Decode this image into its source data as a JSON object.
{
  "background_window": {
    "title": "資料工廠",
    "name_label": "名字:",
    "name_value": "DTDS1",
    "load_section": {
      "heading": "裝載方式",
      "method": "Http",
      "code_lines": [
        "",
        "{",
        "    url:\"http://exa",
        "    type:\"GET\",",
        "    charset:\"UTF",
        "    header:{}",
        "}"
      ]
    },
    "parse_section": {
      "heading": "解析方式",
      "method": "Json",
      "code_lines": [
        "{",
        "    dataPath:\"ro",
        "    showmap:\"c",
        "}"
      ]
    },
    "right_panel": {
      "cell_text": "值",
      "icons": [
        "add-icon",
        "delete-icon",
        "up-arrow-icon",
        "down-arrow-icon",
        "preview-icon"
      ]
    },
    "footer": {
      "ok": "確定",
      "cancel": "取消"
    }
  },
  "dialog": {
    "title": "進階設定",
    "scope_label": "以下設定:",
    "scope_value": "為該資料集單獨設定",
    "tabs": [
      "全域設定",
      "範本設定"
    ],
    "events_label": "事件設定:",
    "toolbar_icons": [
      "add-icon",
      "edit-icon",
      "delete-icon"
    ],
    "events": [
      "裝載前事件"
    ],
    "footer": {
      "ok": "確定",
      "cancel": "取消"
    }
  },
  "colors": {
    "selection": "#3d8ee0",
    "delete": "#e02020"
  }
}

# # # # #

# Required work
Set down each entry again, unchanged.

# Full response
Decode this image into its source data as a JSON object.
{
  "background_window": {
    "title": "資料工廠",
    "name_label": "名字:",
    "name_value": "DTDS1",
    "load_section": {
      "heading": "裝載方式",
      "method": "Http",
      "code_lines": [
        "",
        "{",
        "    url:\"http://exa",
        "    type:\"GET\",",
        "    charset:\"UTF",
        "    header:{}",
        "}"
      ]
    },
    "parse_section": {
      "heading": "解析方式",
      "method": "Json",
      "code_lines": [
        "{",
        "    dataPath:\"ro",
        "    showmap:\"c",
        "}"
      ]
    },
    "right_panel": {
      "cell_text": "值",
      "icons": [
        "add-icon",
        "delete-icon",
        "up-arrow-icon",
        "down-arrow-icon",
        "preview-icon"
      ]
    },
    "footer": {
      "ok": "確定",
      "cancel": "取消"
    }
  },
  "dialog": {
    "title": "進階設定",
    "scope_label": "以下設定:",
    "scope_value": "為該資料集單獨設定",
    "tabs": [
      "全域設定",
      "範本設定"
    ],
    "events_label": "事件設定:",
    "toolbar_icons": [
      "add-icon",
      "edit-icon",
      "delete-icon"
    ],
    "events": [
      "裝載前事件"
    ],
    "footer": {
      "ok": "確定",
      "cancel": "取消"
    }
  },
  "colors": {
    "selection": "#3d8ee0",
    "delete": "#e02020"
  }
}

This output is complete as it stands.